## GIVEN PROBLEM
Output each entry exactly; skip nothing.

[Data items]
** START **
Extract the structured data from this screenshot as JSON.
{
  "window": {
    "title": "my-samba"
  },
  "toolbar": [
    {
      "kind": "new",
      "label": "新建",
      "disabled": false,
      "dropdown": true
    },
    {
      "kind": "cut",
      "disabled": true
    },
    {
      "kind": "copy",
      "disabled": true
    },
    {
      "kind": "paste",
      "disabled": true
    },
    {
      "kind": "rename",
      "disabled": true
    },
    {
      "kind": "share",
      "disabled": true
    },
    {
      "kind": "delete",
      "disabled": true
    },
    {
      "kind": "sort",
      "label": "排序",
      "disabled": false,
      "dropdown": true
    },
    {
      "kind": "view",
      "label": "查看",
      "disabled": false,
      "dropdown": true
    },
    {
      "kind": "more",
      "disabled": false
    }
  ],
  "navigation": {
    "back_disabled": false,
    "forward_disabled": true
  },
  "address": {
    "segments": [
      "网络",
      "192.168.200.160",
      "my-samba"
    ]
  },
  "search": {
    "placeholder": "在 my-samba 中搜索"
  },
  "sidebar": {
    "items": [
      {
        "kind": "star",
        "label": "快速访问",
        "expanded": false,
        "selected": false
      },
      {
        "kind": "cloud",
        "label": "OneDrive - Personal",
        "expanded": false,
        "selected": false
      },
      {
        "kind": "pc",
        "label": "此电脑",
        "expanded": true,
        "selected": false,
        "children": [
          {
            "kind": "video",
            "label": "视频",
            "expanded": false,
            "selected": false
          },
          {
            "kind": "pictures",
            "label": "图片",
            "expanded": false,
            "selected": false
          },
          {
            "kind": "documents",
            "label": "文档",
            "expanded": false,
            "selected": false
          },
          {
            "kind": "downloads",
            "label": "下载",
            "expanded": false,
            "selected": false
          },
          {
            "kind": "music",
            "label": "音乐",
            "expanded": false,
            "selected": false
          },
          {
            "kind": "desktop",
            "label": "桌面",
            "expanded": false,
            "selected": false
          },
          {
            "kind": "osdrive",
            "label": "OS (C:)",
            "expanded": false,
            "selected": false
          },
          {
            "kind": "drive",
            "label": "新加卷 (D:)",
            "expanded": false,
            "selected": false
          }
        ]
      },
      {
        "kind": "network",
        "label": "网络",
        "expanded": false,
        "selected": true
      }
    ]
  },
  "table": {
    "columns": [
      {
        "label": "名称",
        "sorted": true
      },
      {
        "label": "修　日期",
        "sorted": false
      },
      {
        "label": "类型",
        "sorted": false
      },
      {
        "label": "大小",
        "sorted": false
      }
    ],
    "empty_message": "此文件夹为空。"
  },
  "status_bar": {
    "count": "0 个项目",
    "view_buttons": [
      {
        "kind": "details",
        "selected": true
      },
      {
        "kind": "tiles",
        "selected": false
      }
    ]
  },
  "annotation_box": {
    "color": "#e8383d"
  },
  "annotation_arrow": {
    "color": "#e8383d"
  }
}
** END **
## SOLUTION FOR THIS EXERCISE
Extract the structured data from this screenshot as JSON.
{
  "window": {
    "title": "my-samba"
  },
  "toolbar": [
    {
      "kind": "new",
      "label": "新建",
      "disabled": false,
      "dropdown": true
    },
    {
      "kind": "cut",
      "disabled": true
    },
    {
      "kind": "copy",
      "disabled": true
    },
    {
      "kind": "paste",
      "disabled": true
    },
    {
      "kind": "rename",
      "disabled": true
    },
    {
      "kind": "share",
      "disabled": true
    },
    {
      "kind": "delete",
      "disabled": true
    },
    {
      "kind": "sort",
      "label": "排序",
      "disabled": false,
      "dropdown": true
    },
    {
      "kind": "view",
      "label": "查看",
      "disabled": false,
      "dropdown": true
    },
    {
      "kind": "more",
      "disabled": false
    }
  ],
  "navigation": {
    "back_disabled": false,
    "forward_disabled": true
  },
  "address": {
    "segments": [
      "网络",
      "192.168.200.160",
      "my-samba"
    ]
  },
  "search": {
    "placeholder": "在 my-samba 中搜索"
  },
  "sidebar": {
    "items": [
      {
        "kind": "star",
        "label": "快速访问",
        "expanded": false,
        "selected": false
      },
      {
        "kind": "cloud",
        "label": "OneDrive - Personal",
        "expanded": false,
        "selected": false
      },
      {
        "kind": "pc",
        "label": "此电脑",
        "expanded": true,
        "selected": false,
        "children": [
          {
            "kind": "video",
            "label": "视频",
            "expanded": false,
            "selected": false
          },
          {
            "kind": "pictures",
            "label": "图片",
            "expanded": false,
            "selected": false
          },
          {
            "kind": "documents",
            "label": "文档",
            "expanded": false,
            "selected": false
          },
          {
            "kind": "downloads",
            "label": "下载",
            "expanded": false,
            "selected": false
          },
          {
            "kind": "music",
            "label": "音乐",
            "expanded": false,
            "selected": false
          },
          {
            "kind": "desktop",
            "label": "桌面",
            "expanded": false,
            "selected": false
          },
          {
            "kind": "osdrive",
            "label": "OS (C:)",
            "expanded": false,
            "selected": false
          },
          {
            "kind": "drive",
            "label": "新加卷 (D:)",
            "expanded": false,
            "selected": false
          }
        ]
      },
      {
        "kind": "network",
        "label": "网络",
        "expanded": false,
        "selected": true
      }
    ]
  },
  "table": {
    "columns": [
      {
        "label": "名称",
        "sorted": true
      },
      {
        "label": "修　日期",
        "sorted": false
      },
      {
        "label": "类型",
        "sorted": false
      },
      {
        "label": "大小",
        "sorted": false
      }
    ],
    "empty_message": "此文件夹为空。"
  },
  "status_bar": {
    "count": "0 个项目",
    "view_buttons": [
      {
        "kind": "details",
        "selected": true
      },
      {
        "kind": "tiles",
        "selected": false
      }
    ]
  },
  "annotation_box": {
    "color": "#e8383d"
  },
  "annotation_arrow": {
    "color": "#e8383d"
  }
}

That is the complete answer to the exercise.